— Goal of the exercise —
Without the pictures, set down every line of the data exactly.
===== Records for processing
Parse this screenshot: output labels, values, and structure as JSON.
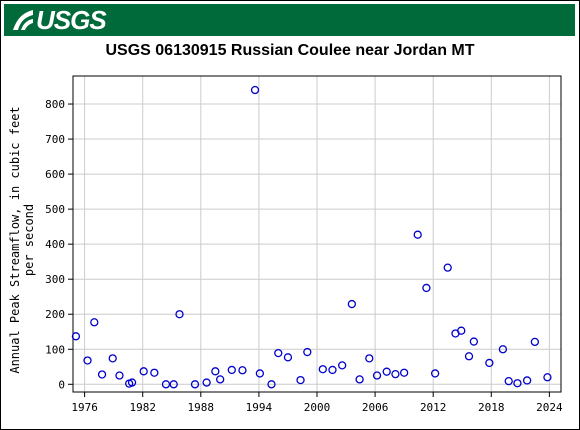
{
  "header": {
    "logo_text": "USGS"
  },
  "chart_data": {
    "type": "scatter",
    "title": "USGS 06130915 Russian Coulee near Jordan MT",
    "xlabel": "",
    "ylabel_lines": [
      "Annual Peak Streamflow, in cubic feet",
      "per second"
    ],
    "xlim": [
      1974.8,
      2025.2
    ],
    "ylim": [
      -22,
      880
    ],
    "x_ticks": [
      1976,
      1982,
      1988,
      1994,
      2000,
      2006,
      2012,
      2018,
      2024
    ],
    "y_ticks": [
      0,
      100,
      200,
      300,
      400,
      500,
      600,
      700,
      800
    ],
    "grid": true,
    "marker_color": "#0000cc",
    "points": [
      {
        "x": 1975.1,
        "y": 137
      },
      {
        "x": 1976.3,
        "y": 68
      },
      {
        "x": 1977.0,
        "y": 177
      },
      {
        "x": 1977.8,
        "y": 28
      },
      {
        "x": 1978.9,
        "y": 74
      },
      {
        "x": 1979.6,
        "y": 25
      },
      {
        "x": 1980.6,
        "y": 2
      },
      {
        "x": 1980.9,
        "y": 5
      },
      {
        "x": 1982.1,
        "y": 37
      },
      {
        "x": 1983.2,
        "y": 33
      },
      {
        "x": 1984.4,
        "y": 0
      },
      {
        "x": 1985.2,
        "y": 0
      },
      {
        "x": 1985.8,
        "y": 200
      },
      {
        "x": 1987.4,
        "y": 0
      },
      {
        "x": 1988.6,
        "y": 5
      },
      {
        "x": 1989.5,
        "y": 37
      },
      {
        "x": 1990.0,
        "y": 14
      },
      {
        "x": 1991.2,
        "y": 41
      },
      {
        "x": 1992.3,
        "y": 40
      },
      {
        "x": 1993.6,
        "y": 840
      },
      {
        "x": 1994.1,
        "y": 31
      },
      {
        "x": 1995.3,
        "y": 0
      },
      {
        "x": 1996.0,
        "y": 89
      },
      {
        "x": 1997.0,
        "y": 77
      },
      {
        "x": 1998.3,
        "y": 12
      },
      {
        "x": 1999.0,
        "y": 92
      },
      {
        "x": 2000.6,
        "y": 43
      },
      {
        "x": 2001.6,
        "y": 41
      },
      {
        "x": 2002.6,
        "y": 54
      },
      {
        "x": 2003.6,
        "y": 229
      },
      {
        "x": 2004.4,
        "y": 14
      },
      {
        "x": 2005.4,
        "y": 74
      },
      {
        "x": 2006.2,
        "y": 25
      },
      {
        "x": 2007.2,
        "y": 36
      },
      {
        "x": 2008.1,
        "y": 29
      },
      {
        "x": 2009.0,
        "y": 33
      },
      {
        "x": 2010.4,
        "y": 427
      },
      {
        "x": 2011.3,
        "y": 275
      },
      {
        "x": 2012.2,
        "y": 31
      },
      {
        "x": 2013.5,
        "y": 333
      },
      {
        "x": 2014.3,
        "y": 145
      },
      {
        "x": 2014.9,
        "y": 153
      },
      {
        "x": 2015.7,
        "y": 80
      },
      {
        "x": 2016.2,
        "y": 122
      },
      {
        "x": 2017.8,
        "y": 61
      },
      {
        "x": 2019.2,
        "y": 100
      },
      {
        "x": 2019.8,
        "y": 9
      },
      {
        "x": 2020.7,
        "y": 3
      },
      {
        "x": 2021.7,
        "y": 11
      },
      {
        "x": 2022.5,
        "y": 121
      },
      {
        "x": 2023.8,
        "y": 20
      }
    ]
  }
}
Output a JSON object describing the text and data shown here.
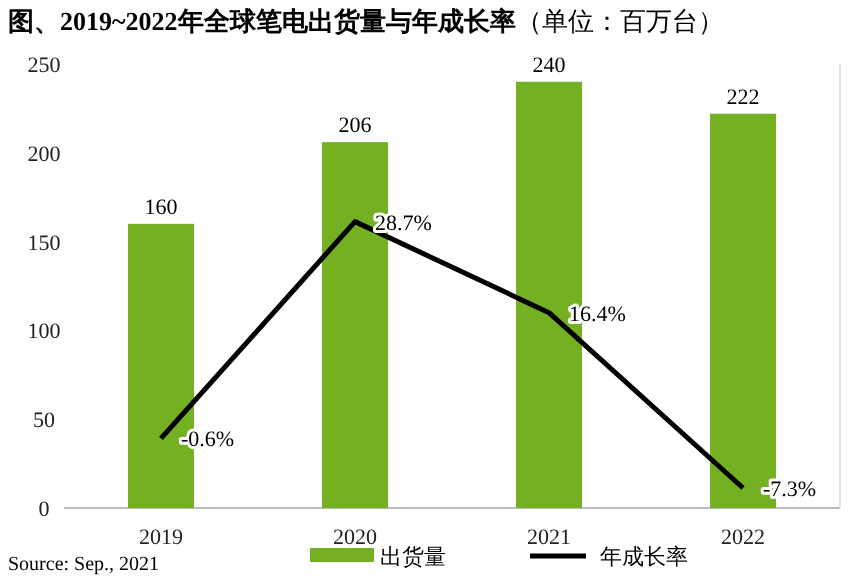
{
  "chart_data": {
    "type": "bar",
    "title": "图、2019~2022年全球笔电出货量与年成长率",
    "subtitle": "（单位：百万台）",
    "categories": [
      "2019",
      "2020",
      "2021",
      "2022"
    ],
    "series": [
      {
        "name": "出货量",
        "color": "#73b022",
        "values": [
          160,
          206,
          240,
          222
        ],
        "value_labels": [
          "160",
          "206",
          "240",
          "222"
        ]
      },
      {
        "name": "年成长率",
        "type": "line",
        "axis": "y2",
        "color": "#000000",
        "values": [
          -0.6,
          28.7,
          16.4,
          -7.3
        ],
        "value_labels": [
          "-0.6%",
          "28.7%",
          "16.4%",
          "-7.3%"
        ]
      }
    ],
    "ylim": [
      0,
      250
    ],
    "yticks": [
      0,
      50,
      100,
      150,
      200,
      250
    ],
    "y2lim": [
      -10,
      50
    ],
    "tick_labels": "y",
    "grid": false,
    "legend": "bottom",
    "marker": "none",
    "line_style": "solid",
    "annotations": [
      "Source: Sep., 2021"
    ]
  }
}
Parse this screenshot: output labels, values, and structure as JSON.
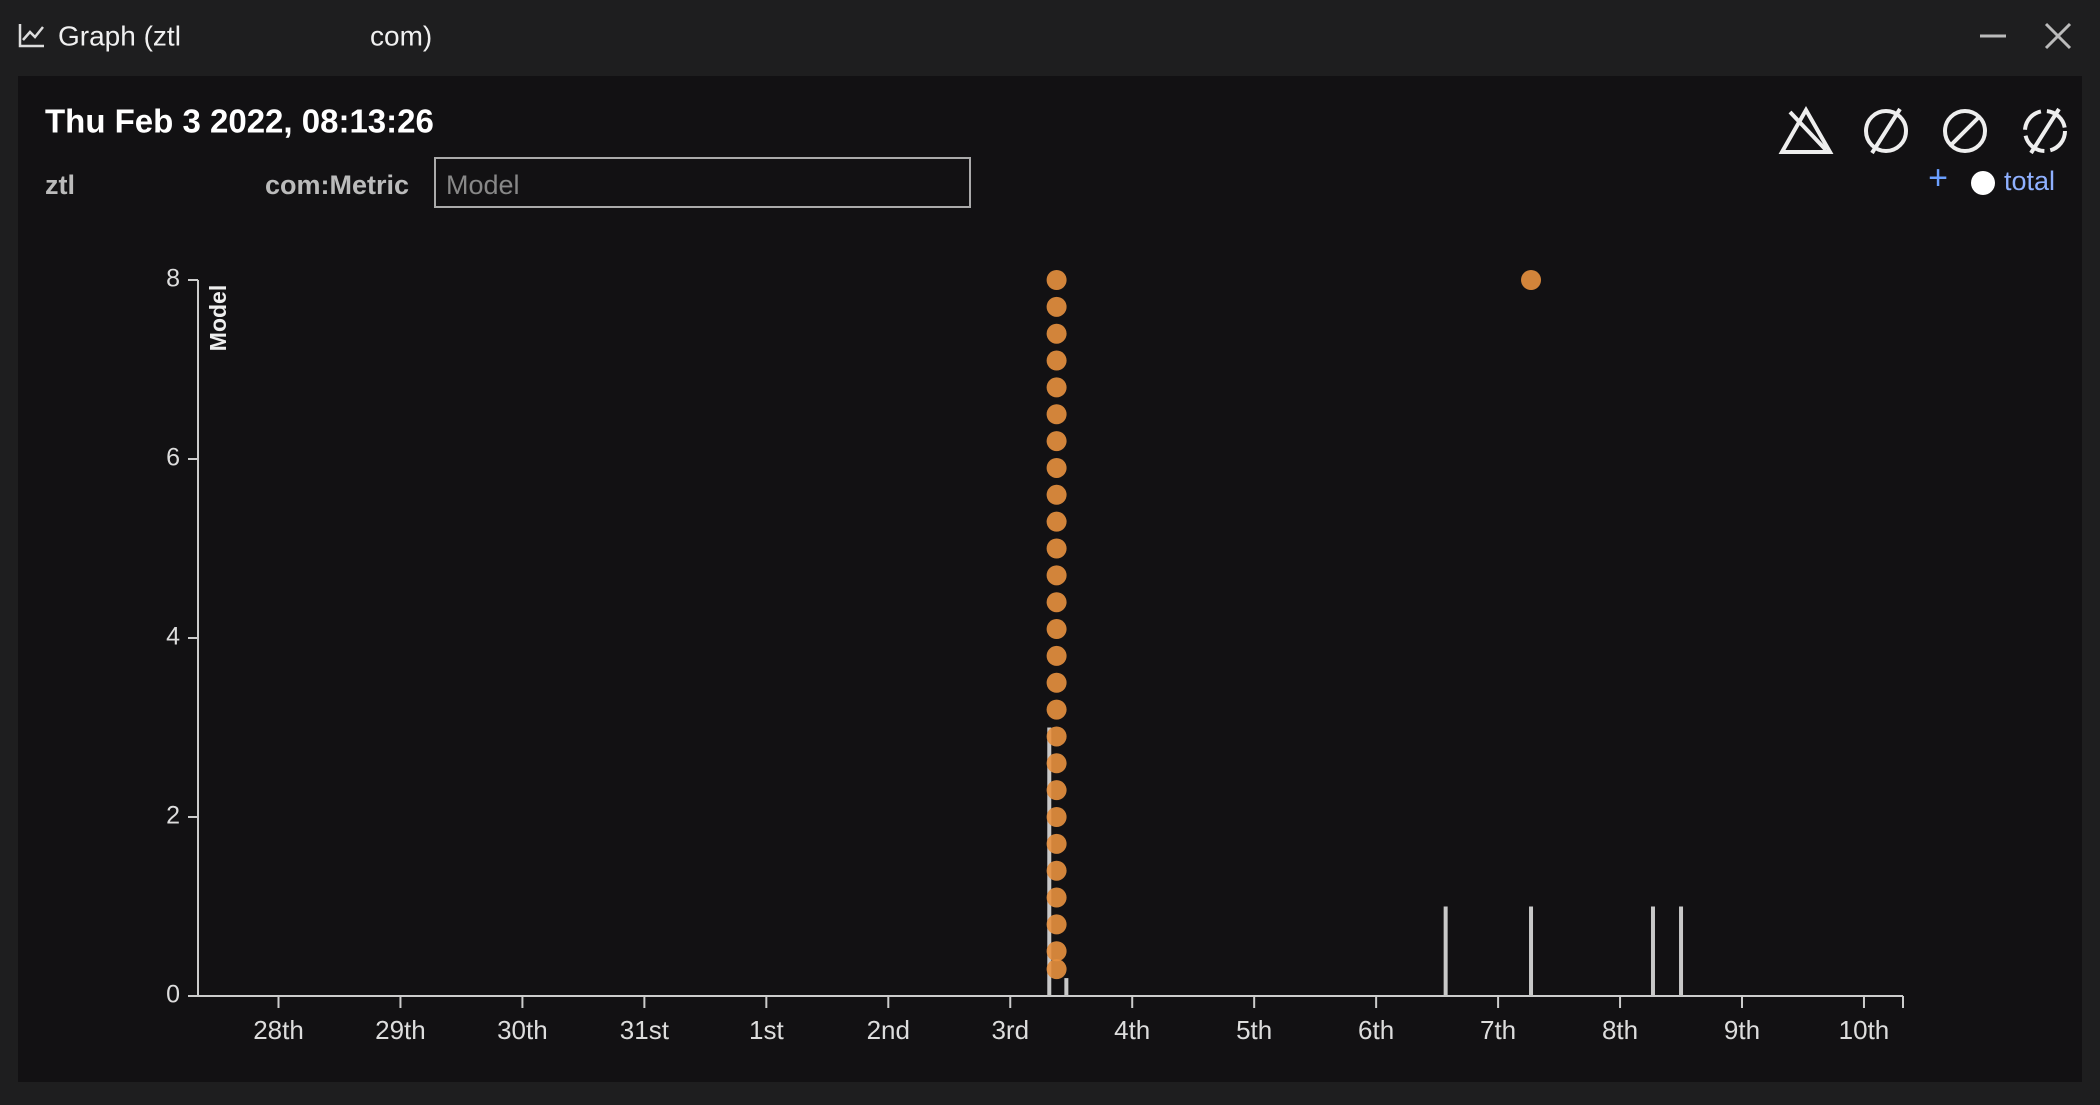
{
  "window": {
    "title_start": "Graph (ztl",
    "title_end": "com)"
  },
  "header": {
    "timestamp": "Thu Feb 3 2022, 08:13:26",
    "source_label": "ztl",
    "metric_label": "com:Metric",
    "metric_placeholder": "Model"
  },
  "legend": {
    "add": "+",
    "label": "total"
  },
  "chart_data": {
    "type": "scatter",
    "y_label": "Model",
    "xlim": [
      -0.66,
      13.32
    ],
    "xticks": [
      {
        "value": 0,
        "label": "28th"
      },
      {
        "value": 1,
        "label": "29th"
      },
      {
        "value": 2,
        "label": "30th"
      },
      {
        "value": 3,
        "label": "31st"
      },
      {
        "value": 4,
        "label": "1st"
      },
      {
        "value": 5,
        "label": "2nd"
      },
      {
        "value": 6,
        "label": "3rd"
      },
      {
        "value": 7,
        "label": "4th"
      },
      {
        "value": 8,
        "label": "5th"
      },
      {
        "value": 9,
        "label": "6th"
      },
      {
        "value": 10,
        "label": "7th"
      },
      {
        "value": 11,
        "label": "8th"
      },
      {
        "value": 12,
        "label": "9th"
      },
      {
        "value": 13,
        "label": "10th"
      }
    ],
    "ylim": [
      0,
      8
    ],
    "yticks": [
      0,
      2,
      4,
      6,
      8
    ],
    "points": {
      "color": "#e8913f",
      "x": [
        6.38,
        6.38,
        6.38,
        6.38,
        6.38,
        6.38,
        6.38,
        6.38,
        6.38,
        6.38,
        6.38,
        6.38,
        6.38,
        6.38,
        6.38,
        6.38,
        6.38,
        6.38,
        6.38,
        6.38,
        6.38,
        6.38,
        6.38,
        6.38,
        6.38,
        6.38,
        6.38,
        10.27
      ],
      "values": [
        8,
        7.7,
        7.4,
        7.1,
        6.8,
        6.5,
        6.2,
        5.9,
        5.6,
        5.3,
        5.0,
        4.7,
        4.4,
        4.1,
        3.8,
        3.5,
        3.2,
        2.9,
        2.6,
        2.3,
        2.0,
        1.7,
        1.4,
        1.1,
        0.8,
        0.5,
        0.3,
        8
      ]
    },
    "spikes": {
      "color": "#c8c8c8",
      "x": [
        6.32,
        6.46,
        9.57,
        10.27,
        11.27,
        11.5
      ],
      "values": [
        3,
        0.2,
        1,
        1,
        1,
        1
      ]
    }
  }
}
==========
— Solution to this exercise —
Parse this screenshot: output labels, values, and structure as JSON.
{
  "header": {
    "logo_text": "USGS"
  },
  "chart_data": {
    "type": "scatter",
    "title": "USGS 06130915 Russian Coulee near Jordan MT",
    "xlabel": "",
    "ylabel_lines": [
      "Annual Peak Streamflow, in cubic feet",
      "per second"
    ],
    "xlim": [
      1974.8,
      2025.2
    ],
    "ylim": [
      -22,
      880
    ],
    "x_ticks": [
      1976,
      1982,
      1988,
      1994,
      2000,
      2006,
      2012,
      2018,
      2024
    ],
    "y_ticks": [
      0,
      100,
      200,
      300,
      400,
      500,
      600,
      700,
      800
    ],
    "grid": true,
    "marker_color": "#0000cc",
    "points": [
      {
        "x": 1975.1,
        "y": 137
      },
      {
        "x": 1976.3,
        "y": 68
      },
      {
        "x": 1977.0,
        "y": 177
      },
      {
        "x": 1977.8,
        "y": 28
      },
      {
        "x": 1978.9,
        "y": 74
      },
      {
        "x": 1979.6,
        "y": 25
      },
      {
        "x": 1980.6,
        "y": 2
      },
      {
        "x": 1980.9,
        "y": 5
      },
      {
        "x": 1982.1,
        "y": 37
      },
      {
        "x": 1983.2,
        "y": 33
      },
      {
        "x": 1984.4,
        "y": 0
      },
      {
        "x": 1985.2,
        "y": 0
      },
      {
        "x": 1985.8,
        "y": 200
      },
      {
        "x": 1987.4,
        "y": 0
      },
      {
        "x": 1988.6,
        "y": 5
      },
      {
        "x": 1989.5,
        "y": 37
      },
      {
        "x": 1990.0,
        "y": 14
      },
      {
        "x": 1991.2,
        "y": 41
      },
      {
        "x": 1992.3,
        "y": 40
      },
      {
        "x": 1993.6,
        "y": 840
      },
      {
        "x": 1994.1,
        "y": 31
      },
      {
        "x": 1995.3,
        "y": 0
      },
      {
        "x": 1996.0,
        "y": 89
      },
      {
        "x": 1997.0,
        "y": 77
      },
      {
        "x": 1998.3,
        "y": 12
      },
      {
        "x": 1999.0,
        "y": 92
      },
      {
        "x": 2000.6,
        "y": 43
      },
      {
        "x": 2001.6,
        "y": 41
      },
      {
        "x": 2002.6,
        "y": 54
      },
      {
        "x": 2003.6,
        "y": 229
      },
      {
        "x": 2004.4,
        "y": 14
      },
      {
        "x": 2005.4,
        "y": 74
      },
      {
        "x": 2006.2,
        "y": 25
      },
      {
        "x": 2007.2,
        "y": 36
      },
      {
        "x": 2008.1,
        "y": 29
      },
      {
        "x": 2009.0,
        "y": 33
      },
      {
        "x": 2010.4,
        "y": 427
      },
      {
        "x": 2011.3,
        "y": 275
      },
      {
        "x": 2012.2,
        "y": 31
      },
      {
        "x": 2013.5,
        "y": 333
      },
      {
        "x": 2014.3,
        "y": 145
      },
      {
        "x": 2014.9,
        "y": 153
      },
      {
        "x": 2015.7,
        "y": 80
      },
      {
        "x": 2016.2,
        "y": 122
      },
      {
        "x": 2017.8,
        "y": 61
      },
      {
        "x": 2019.2,
        "y": 100
      },
      {
        "x": 2019.8,
        "y": 9
      },
      {
        "x": 2020.7,
        "y": 3
      },
      {
        "x": 2021.7,
        "y": 11
      },
      {
        "x": 2022.5,
        "y": 121
      },
      {
        "x": 2023.8,
        "y": 20
      }
    ]
  }
}
Output a JSON object describing the text and data shown here.
{
  "chart_data": {
    "type": "bar",
    "title": "图、2019~2022年全球笔电出货量与年成长率",
    "subtitle": "（单位：百万台）",
    "categories": [
      "2019",
      "2020",
      "2021",
      "2022"
    ],
    "series": [
      {
        "name": "出货量",
        "color": "#73b022",
        "values": [
          160,
          206,
          240,
          222
        ],
        "value_labels": [
          "160",
          "206",
          "240",
          "222"
        ]
      },
      {
        "name": "年成长率",
        "type": "line",
        "axis": "y2",
        "color": "#000000",
        "values": [
          -0.6,
          28.7,
          16.4,
          -7.3
        ],
        "value_labels": [
          "-0.6%",
          "28.7%",
          "16.4%",
          "-7.3%"
        ]
      }
    ],
    "ylim": [
      0,
      250
    ],
    "yticks": [
      0,
      50,
      100,
      150,
      200,
      250
    ],
    "y2lim": [
      -10,
      50
    ],
    "tick_labels": "y",
    "grid": false,
    "legend": "bottom",
    "marker": "none",
    "line_style": "solid",
    "annotations": [
      "Source: Sep., 2021"
    ]
  }
}
Parse this screenshot: output labels, values, and structure as JSON.
{
  "window": {
    "title_start": "Graph (ztl",
    "title_end": "com)"
  },
  "header": {
    "timestamp": "Thu Feb 3 2022, 08:13:26",
    "source_label": "ztl",
    "metric_label": "com:Metric",
    "metric_placeholder": "Model"
  },
  "legend": {
    "add": "+",
    "label": "total"
  },
  "chart_data": {
    "type": "scatter",
    "y_label": "Model",
    "xlim": [
      -0.66,
      13.32
    ],
    "xticks": [
      {
        "value": 0,
        "label": "28th"
      },
      {
        "value": 1,
        "label": "29th"
      },
      {
        "value": 2,
        "label": "30th"
      },
      {
        "value": 3,
        "label": "31st"
      },
      {
        "value": 4,
        "label": "1st"
      },
      {
        "value": 5,
        "label": "2nd"
      },
      {
        "value": 6,
        "label": "3rd"
      },
      {
        "value": 7,
        "label": "4th"
      },
      {
        "value": 8,
        "label": "5th"
      },
      {
        "value": 9,
        "label": "6th"
      },
      {
        "value": 10,
        "label": "7th"
      },
      {
        "value": 11,
        "label": "8th"
      },
      {
        "value": 12,
        "label": "9th"
      },
      {
        "value": 13,
        "label": "10th"
      }
    ],
    "ylim": [
      0,
      8
    ],
    "yticks": [
      0,
      2,
      4,
      6,
      8
    ],
    "points": {
      "color": "#e8913f",
      "x": [
        6.38,
        6.38,
        6.38,
        6.38,
        6.38,
        6.38,
        6.38,
        6.38,
        6.38,
        6.38,
        6.38,
        6.38,
        6.38,
        6.38,
        6.38,
        6.38,
        6.38,
        6.38,
        6.38,
        6.38,
        6.38,
        6.38,
        6.38,
        6.38,
        6.38,
        6.38,
        6.38,
        10.27
      ],
      "values": [
        8,
        7.7,
        7.4,
        7.1,
        6.8,
        6.5,
        6.2,
        5.9,
        5.6,
        5.3,
        5.0,
        4.7,
        4.4,
        4.1,
        3.8,
        3.5,
        3.2,
        2.9,
        2.6,
        2.3,
        2.0,
        1.7,
        1.4,
        1.1,
        0.8,
        0.5,
        0.3,
        8
      ]
    },
    "spikes": {
      "color": "#c8c8c8",
      "x": [
        6.32,
        6.46,
        9.57,
        10.27,
        11.27,
        11.5
      ],
      "values": [
        3,
        0.2,
        1,
        1,
        1,
        1
      ]
    }
  }
}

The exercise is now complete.